EXERCISE DETAILS
Select all lines holding the word "xlabel" from the entries that follow.

INFORMATION PROVIDED
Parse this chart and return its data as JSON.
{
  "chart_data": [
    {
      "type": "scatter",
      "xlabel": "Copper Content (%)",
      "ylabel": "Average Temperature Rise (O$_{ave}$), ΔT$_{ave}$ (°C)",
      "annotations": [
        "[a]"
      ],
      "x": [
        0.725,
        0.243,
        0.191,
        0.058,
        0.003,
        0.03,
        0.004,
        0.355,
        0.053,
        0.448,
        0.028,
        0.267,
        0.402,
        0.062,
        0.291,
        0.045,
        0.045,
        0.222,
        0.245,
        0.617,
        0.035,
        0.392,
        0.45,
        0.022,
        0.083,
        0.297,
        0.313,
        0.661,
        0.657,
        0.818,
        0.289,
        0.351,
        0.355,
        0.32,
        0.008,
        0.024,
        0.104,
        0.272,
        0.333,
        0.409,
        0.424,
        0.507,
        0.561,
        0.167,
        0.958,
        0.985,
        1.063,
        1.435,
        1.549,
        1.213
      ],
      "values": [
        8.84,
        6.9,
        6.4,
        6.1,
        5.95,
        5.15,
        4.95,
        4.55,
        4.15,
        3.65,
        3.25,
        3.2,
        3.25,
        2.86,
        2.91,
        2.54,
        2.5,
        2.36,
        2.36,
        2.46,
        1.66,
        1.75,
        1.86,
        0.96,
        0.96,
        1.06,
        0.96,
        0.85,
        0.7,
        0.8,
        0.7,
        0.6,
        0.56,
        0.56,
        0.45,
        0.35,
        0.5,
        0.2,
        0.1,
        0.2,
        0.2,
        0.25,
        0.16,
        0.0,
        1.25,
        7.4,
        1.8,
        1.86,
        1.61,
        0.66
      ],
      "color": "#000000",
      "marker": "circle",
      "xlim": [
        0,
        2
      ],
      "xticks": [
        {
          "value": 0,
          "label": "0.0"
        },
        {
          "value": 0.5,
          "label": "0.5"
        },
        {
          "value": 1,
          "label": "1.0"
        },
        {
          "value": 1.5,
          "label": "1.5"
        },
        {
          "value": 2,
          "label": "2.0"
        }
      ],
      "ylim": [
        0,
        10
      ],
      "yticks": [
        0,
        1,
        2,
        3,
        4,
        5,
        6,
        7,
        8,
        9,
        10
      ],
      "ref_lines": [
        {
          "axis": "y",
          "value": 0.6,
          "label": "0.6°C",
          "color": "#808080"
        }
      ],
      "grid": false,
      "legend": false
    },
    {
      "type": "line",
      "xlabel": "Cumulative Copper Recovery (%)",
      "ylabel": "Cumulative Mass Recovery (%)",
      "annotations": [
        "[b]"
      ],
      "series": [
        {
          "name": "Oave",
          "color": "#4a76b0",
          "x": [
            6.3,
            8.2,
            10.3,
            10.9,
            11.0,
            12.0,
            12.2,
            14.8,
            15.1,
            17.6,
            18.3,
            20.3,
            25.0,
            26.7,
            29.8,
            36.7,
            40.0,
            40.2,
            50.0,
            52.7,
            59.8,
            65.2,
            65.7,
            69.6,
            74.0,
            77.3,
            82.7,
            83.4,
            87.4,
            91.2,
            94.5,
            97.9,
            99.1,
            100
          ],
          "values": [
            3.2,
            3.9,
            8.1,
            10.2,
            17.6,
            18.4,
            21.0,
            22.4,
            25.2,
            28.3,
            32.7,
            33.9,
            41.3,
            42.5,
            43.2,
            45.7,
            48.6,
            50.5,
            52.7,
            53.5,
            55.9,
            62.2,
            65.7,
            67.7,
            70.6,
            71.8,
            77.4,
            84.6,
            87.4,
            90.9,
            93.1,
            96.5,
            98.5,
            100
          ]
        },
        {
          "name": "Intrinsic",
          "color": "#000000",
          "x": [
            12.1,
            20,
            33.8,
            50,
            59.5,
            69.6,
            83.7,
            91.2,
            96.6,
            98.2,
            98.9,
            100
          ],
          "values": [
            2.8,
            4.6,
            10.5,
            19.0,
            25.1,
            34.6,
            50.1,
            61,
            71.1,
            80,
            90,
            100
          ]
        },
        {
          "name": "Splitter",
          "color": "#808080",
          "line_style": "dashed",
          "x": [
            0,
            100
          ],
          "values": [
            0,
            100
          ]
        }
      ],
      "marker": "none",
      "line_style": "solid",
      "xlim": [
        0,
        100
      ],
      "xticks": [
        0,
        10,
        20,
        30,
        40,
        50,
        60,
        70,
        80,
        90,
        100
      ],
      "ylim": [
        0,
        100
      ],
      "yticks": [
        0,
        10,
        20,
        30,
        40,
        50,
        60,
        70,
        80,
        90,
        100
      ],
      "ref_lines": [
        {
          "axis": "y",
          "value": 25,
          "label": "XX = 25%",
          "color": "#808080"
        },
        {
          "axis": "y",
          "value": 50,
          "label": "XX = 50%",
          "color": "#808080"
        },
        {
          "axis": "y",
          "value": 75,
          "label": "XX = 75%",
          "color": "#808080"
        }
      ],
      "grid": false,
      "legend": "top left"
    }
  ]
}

EXERCISE SOLUTION
      "xlabel": "Copper Content (%)",
      "xlabel": "Cumulative Copper Recovery (%)",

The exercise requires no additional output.